• **RECORD EXTRACTS**:
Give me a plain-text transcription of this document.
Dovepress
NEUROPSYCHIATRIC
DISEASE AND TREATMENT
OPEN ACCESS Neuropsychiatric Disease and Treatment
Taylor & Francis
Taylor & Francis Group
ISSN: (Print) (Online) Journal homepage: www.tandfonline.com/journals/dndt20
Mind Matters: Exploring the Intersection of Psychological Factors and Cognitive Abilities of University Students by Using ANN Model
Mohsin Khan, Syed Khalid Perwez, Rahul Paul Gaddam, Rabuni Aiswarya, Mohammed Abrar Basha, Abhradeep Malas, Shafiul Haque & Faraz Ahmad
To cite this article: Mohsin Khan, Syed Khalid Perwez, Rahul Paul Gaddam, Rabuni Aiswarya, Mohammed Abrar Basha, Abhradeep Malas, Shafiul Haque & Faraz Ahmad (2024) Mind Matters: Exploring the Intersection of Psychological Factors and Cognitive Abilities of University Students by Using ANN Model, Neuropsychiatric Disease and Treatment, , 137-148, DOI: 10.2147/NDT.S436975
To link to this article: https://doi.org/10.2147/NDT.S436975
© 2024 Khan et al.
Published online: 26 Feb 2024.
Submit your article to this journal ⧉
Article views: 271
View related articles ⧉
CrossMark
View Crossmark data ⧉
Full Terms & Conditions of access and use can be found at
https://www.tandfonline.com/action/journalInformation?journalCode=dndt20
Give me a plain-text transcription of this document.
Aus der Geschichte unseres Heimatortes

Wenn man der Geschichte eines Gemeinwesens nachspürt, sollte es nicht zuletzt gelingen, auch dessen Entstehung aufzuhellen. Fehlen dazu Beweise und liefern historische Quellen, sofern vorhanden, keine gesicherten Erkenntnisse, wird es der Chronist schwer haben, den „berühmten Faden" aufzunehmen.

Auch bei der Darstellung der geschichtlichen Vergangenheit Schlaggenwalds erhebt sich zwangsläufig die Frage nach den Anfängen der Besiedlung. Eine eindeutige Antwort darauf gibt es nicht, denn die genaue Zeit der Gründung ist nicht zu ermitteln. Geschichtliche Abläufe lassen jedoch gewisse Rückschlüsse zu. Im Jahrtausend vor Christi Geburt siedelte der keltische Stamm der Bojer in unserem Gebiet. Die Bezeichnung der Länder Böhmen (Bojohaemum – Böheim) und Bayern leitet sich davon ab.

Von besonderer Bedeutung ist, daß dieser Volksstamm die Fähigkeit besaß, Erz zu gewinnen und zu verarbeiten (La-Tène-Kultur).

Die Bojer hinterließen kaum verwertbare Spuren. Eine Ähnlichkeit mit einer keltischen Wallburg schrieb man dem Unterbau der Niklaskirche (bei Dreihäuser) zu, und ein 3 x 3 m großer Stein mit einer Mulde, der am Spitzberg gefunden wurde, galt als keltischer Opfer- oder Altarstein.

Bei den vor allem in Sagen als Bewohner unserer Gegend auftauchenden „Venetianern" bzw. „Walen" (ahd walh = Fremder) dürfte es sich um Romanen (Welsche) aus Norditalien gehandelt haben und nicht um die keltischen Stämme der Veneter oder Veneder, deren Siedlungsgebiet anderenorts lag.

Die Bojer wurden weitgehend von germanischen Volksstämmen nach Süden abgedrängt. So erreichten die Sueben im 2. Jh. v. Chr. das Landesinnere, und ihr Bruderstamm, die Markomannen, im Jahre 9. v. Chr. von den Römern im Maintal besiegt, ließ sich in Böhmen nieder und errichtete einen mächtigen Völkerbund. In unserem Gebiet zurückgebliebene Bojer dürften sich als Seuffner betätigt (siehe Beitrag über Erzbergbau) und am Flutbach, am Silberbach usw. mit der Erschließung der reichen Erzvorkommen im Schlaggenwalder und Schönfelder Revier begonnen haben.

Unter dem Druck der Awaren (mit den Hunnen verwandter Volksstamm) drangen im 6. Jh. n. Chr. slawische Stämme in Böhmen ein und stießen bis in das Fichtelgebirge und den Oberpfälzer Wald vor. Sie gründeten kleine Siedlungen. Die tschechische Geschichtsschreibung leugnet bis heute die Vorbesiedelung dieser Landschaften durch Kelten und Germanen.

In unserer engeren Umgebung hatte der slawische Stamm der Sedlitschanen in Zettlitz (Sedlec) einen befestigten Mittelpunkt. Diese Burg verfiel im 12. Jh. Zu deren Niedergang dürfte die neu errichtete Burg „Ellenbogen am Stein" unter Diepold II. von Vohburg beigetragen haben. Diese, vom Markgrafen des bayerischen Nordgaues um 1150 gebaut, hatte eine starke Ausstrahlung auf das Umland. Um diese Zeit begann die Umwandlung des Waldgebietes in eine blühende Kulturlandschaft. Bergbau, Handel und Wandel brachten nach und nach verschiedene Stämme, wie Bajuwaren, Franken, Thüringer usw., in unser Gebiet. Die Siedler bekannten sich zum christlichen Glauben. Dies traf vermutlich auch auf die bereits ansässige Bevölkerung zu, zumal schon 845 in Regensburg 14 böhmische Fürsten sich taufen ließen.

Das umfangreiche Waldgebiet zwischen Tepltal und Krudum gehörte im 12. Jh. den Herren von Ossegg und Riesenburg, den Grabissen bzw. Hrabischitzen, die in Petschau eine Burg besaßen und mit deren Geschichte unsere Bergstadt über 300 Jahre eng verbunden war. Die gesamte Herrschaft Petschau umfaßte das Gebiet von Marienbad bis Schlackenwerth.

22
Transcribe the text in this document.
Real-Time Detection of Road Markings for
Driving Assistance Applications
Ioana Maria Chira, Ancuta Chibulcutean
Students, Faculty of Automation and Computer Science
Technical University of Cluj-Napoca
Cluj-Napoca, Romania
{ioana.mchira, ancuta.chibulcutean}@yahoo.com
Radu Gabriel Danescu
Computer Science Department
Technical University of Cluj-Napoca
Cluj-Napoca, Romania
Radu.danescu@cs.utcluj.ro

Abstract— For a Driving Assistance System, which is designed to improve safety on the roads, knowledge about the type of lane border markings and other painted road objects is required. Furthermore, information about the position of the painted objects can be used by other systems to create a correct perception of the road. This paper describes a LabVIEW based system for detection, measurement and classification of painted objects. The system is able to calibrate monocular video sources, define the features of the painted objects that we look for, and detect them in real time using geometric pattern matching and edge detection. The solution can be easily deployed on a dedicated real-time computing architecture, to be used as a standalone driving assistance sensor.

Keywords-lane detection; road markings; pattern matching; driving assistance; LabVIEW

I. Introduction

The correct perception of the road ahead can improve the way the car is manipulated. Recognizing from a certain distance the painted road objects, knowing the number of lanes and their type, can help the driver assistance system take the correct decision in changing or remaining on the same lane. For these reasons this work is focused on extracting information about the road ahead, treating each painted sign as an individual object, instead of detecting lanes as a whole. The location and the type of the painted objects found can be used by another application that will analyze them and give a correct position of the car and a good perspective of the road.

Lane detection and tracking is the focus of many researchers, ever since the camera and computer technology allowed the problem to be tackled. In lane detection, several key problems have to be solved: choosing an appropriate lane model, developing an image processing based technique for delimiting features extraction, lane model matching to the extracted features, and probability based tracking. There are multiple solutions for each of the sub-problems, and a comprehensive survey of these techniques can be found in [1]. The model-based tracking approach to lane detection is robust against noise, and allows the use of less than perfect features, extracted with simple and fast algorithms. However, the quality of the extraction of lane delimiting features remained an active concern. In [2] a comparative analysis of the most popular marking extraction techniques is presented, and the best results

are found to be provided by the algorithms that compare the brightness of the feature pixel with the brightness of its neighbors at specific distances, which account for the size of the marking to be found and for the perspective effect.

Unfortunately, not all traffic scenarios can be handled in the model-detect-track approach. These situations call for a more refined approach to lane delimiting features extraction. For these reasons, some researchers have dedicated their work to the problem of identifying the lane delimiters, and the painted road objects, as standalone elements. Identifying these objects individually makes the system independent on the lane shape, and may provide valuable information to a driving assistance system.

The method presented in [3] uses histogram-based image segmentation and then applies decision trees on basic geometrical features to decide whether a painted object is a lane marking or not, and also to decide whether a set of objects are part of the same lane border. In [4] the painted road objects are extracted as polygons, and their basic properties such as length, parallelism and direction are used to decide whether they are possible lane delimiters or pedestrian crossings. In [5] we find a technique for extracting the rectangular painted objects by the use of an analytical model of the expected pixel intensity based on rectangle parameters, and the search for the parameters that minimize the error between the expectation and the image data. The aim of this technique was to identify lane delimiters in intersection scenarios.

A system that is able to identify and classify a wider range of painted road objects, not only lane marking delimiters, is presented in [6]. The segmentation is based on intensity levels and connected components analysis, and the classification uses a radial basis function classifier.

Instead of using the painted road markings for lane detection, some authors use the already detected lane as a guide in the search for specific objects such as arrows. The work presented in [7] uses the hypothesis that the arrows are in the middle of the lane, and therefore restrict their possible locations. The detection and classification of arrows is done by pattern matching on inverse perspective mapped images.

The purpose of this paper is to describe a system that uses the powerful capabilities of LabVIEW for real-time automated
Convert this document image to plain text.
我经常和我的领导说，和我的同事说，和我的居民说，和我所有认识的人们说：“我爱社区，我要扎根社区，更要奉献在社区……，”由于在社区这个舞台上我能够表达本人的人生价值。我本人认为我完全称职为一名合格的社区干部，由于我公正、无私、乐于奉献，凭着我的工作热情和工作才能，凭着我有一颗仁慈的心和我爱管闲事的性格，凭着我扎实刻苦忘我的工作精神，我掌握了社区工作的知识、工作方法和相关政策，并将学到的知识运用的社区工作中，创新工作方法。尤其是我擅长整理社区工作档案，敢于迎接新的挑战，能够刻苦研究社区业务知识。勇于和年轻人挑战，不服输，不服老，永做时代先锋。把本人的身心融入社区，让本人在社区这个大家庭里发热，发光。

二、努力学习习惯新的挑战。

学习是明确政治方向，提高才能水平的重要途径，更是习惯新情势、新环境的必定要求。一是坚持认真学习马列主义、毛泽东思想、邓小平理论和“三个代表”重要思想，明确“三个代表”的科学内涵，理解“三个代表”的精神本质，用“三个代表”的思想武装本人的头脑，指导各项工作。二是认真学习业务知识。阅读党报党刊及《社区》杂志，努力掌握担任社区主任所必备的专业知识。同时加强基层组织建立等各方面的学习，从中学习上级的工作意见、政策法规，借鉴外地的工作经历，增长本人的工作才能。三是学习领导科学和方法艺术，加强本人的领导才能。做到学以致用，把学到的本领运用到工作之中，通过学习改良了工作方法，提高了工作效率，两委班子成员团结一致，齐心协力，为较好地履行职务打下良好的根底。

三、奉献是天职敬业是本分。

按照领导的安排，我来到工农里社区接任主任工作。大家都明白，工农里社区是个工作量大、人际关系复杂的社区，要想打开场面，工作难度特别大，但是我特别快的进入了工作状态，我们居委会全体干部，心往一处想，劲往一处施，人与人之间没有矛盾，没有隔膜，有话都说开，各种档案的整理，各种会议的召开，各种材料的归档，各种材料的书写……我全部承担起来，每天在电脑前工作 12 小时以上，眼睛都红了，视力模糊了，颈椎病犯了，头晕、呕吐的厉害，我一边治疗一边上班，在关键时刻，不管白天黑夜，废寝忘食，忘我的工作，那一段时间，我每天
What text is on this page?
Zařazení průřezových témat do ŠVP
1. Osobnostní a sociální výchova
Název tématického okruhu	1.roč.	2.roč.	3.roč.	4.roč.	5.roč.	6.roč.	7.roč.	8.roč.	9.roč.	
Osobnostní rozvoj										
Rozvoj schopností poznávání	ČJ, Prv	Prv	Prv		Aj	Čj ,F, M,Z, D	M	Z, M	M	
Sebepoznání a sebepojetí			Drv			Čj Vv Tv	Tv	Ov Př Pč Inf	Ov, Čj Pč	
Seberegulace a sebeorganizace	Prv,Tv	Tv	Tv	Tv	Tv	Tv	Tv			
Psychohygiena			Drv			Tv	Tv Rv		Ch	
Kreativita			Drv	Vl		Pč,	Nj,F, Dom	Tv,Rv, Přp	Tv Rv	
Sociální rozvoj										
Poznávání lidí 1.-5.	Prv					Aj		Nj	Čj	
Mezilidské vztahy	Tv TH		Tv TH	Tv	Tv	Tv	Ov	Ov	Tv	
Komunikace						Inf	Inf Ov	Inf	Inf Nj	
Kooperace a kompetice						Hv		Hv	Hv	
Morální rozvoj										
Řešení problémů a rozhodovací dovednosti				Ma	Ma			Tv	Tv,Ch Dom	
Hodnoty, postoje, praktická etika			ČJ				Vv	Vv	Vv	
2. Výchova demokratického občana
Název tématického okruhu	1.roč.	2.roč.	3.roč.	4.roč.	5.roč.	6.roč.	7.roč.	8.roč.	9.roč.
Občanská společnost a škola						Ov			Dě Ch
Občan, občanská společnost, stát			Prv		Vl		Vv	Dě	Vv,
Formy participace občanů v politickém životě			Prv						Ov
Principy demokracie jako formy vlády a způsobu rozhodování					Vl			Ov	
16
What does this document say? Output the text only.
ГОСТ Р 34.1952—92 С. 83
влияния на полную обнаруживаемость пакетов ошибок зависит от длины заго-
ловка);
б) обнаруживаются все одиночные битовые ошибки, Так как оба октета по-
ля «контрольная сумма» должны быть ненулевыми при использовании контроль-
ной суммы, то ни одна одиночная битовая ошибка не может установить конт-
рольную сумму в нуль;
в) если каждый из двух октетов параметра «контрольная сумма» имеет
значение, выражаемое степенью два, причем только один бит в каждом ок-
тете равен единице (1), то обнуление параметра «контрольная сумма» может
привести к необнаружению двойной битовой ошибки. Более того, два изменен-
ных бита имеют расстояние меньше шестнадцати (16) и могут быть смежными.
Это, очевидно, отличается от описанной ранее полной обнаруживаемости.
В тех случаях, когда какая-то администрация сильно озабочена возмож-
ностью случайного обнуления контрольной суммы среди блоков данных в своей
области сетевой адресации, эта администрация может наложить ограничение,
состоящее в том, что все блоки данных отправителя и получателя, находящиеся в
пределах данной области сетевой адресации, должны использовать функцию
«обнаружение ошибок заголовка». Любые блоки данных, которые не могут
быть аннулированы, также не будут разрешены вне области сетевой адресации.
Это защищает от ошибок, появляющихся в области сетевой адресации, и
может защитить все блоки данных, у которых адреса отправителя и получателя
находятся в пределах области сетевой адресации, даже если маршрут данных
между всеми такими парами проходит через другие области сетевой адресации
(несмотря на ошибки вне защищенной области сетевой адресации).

• **YOUR INSTRUCTIONS**: Track down every line holding the string "Ahmad" and copy it.

• **TASK SOLUTION**:
Mohsin Khan, Syed Khalid Perwez, Rahul Paul Gaddam, Rabuni Aiswarya, Mohammed Abrar Basha, Abhradeep Malas, Shafiul Haque & Faraz Ahmad
To cite this article: Mohsin Khan, Syed Khalid Perwez, Rahul Paul Gaddam, Rabuni Aiswarya, Mohammed Abrar Basha, Abhradeep Malas, Shafiul Haque & Faraz Ahmad (2024) Mind Matters: Exploring the Intersection of Psychological Factors and Cognitive Abilities of University Students by Using ANN Model, Neuropsychiatric Disease and Treatment, , 137-148, DOI: 10.2147/NDT.S436975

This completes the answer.